═══ EXERCISE MATERIAL ═══

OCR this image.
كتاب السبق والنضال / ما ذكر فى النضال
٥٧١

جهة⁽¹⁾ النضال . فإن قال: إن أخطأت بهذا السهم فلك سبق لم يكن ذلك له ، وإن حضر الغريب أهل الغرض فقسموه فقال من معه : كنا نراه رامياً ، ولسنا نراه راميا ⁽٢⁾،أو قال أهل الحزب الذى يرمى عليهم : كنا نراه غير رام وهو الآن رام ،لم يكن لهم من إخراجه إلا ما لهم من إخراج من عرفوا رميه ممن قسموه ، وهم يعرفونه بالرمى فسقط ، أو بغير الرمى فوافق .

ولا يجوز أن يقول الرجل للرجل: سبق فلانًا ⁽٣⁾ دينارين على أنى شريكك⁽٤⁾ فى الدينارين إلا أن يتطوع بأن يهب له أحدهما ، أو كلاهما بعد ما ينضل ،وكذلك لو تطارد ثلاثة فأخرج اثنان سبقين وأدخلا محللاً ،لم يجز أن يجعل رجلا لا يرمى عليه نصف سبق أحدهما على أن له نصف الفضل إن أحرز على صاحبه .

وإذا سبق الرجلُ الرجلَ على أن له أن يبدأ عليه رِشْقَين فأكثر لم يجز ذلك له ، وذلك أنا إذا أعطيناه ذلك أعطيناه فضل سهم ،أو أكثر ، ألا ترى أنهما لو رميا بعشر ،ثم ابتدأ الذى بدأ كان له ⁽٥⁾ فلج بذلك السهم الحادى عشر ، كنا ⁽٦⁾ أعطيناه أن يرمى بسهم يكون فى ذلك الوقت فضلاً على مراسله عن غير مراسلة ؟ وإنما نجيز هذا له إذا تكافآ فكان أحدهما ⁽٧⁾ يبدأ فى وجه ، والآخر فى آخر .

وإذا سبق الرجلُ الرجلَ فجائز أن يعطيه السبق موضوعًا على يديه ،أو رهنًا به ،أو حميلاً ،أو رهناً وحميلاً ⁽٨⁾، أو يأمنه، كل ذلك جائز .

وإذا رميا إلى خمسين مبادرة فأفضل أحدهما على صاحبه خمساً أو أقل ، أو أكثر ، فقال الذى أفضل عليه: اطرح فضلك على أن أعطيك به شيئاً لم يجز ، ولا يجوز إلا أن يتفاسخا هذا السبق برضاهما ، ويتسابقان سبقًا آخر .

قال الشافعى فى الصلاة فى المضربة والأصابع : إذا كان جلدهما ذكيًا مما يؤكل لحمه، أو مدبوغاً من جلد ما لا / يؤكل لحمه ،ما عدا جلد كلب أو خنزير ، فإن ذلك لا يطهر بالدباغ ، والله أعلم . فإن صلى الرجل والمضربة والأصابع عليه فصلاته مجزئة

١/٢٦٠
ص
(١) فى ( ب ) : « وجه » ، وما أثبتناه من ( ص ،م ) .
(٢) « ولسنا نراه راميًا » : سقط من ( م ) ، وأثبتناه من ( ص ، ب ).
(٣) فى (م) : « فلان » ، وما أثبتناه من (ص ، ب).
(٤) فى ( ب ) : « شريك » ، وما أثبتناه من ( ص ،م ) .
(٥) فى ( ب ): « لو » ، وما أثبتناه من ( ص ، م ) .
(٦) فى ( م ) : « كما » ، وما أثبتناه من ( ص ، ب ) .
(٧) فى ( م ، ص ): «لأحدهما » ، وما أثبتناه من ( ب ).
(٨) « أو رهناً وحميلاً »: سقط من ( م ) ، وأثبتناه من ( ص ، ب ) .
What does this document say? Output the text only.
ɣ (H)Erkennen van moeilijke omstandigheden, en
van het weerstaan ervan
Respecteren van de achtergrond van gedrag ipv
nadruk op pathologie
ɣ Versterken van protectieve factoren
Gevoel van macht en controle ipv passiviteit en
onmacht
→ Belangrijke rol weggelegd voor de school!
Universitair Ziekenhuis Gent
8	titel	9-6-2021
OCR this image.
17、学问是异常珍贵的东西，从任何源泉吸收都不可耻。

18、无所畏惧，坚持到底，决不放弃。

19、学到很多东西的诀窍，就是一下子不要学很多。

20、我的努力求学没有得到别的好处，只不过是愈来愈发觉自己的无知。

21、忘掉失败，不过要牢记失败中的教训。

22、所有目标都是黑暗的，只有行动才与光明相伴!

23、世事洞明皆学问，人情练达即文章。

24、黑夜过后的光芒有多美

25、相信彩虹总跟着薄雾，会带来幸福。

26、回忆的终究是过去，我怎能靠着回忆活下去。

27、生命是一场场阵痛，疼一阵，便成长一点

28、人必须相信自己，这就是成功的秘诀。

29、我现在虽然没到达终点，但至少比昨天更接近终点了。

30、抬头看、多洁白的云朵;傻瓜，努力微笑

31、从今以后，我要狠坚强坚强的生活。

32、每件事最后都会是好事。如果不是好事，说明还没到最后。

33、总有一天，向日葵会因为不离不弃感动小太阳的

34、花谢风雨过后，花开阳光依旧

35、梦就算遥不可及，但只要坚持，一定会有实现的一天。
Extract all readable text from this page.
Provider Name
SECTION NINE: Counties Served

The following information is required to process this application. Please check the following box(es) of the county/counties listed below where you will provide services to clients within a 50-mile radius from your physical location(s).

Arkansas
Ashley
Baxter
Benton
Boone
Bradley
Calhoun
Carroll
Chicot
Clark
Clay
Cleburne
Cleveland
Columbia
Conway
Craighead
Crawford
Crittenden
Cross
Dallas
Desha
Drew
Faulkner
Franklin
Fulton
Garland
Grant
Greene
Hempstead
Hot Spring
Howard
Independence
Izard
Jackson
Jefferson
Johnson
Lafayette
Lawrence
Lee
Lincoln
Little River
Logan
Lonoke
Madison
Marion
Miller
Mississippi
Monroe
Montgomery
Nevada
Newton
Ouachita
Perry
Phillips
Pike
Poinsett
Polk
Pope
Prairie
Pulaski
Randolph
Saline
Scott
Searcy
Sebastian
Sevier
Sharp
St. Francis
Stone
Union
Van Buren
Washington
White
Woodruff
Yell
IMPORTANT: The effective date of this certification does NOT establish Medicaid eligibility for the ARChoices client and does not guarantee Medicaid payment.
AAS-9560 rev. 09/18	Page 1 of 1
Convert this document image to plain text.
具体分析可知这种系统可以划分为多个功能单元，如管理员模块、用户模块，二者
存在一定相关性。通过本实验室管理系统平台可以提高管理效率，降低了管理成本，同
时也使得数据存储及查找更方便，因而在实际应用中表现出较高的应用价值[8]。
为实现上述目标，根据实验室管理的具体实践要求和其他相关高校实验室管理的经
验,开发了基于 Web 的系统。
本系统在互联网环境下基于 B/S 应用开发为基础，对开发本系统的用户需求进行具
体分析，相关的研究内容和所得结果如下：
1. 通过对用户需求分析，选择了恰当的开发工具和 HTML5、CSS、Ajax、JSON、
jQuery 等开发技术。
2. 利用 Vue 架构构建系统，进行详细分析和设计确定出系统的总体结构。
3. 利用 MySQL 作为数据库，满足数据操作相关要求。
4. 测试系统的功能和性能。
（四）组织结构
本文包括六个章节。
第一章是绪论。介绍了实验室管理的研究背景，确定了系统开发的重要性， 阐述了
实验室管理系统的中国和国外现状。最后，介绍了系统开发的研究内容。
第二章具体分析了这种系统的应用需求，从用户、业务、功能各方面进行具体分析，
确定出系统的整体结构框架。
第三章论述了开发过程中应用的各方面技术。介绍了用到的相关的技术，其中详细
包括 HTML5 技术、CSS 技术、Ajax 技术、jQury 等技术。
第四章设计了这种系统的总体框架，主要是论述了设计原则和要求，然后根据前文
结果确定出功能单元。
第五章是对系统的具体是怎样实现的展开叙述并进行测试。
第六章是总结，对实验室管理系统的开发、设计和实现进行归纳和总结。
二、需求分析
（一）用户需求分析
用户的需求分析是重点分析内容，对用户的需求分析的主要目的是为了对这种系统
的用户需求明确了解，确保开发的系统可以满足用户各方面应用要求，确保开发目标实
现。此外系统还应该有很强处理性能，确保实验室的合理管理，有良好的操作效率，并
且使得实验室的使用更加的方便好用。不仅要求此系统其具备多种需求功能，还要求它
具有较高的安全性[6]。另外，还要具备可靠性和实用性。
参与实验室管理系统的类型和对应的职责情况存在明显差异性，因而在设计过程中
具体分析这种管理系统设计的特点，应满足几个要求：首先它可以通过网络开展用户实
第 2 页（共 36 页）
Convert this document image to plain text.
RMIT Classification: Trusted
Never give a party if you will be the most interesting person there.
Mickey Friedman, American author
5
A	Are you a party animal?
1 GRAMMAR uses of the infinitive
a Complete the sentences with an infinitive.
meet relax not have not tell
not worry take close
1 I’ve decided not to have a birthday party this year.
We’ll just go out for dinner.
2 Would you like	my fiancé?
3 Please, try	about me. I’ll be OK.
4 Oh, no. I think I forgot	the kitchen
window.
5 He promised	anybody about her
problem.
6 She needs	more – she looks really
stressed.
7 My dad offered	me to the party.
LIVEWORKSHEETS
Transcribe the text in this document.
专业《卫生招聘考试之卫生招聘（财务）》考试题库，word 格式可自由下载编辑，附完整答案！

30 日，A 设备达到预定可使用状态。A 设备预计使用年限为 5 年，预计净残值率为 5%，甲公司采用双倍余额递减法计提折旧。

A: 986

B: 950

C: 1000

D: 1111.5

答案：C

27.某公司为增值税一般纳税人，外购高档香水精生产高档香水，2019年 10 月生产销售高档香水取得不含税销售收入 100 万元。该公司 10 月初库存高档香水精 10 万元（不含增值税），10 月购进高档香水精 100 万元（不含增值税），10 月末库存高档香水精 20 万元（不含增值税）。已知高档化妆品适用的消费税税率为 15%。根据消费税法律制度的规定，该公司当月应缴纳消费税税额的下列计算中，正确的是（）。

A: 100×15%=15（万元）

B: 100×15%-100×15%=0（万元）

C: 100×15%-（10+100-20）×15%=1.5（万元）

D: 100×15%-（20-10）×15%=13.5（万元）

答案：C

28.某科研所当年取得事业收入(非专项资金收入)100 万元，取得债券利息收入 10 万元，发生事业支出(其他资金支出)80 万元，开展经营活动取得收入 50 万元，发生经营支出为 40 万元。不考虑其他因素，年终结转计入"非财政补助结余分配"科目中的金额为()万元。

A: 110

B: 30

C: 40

═══

Wherever "from" shows up in a line, copy that line.

_SOLUTION FOR THIS PROBLEM:_
Extract all readable text from this page.
The following information is required to process this application. Please check the following box(es) of the county/counties listed below where you will provide services to clients within a 50-mile radius from your physical location(s).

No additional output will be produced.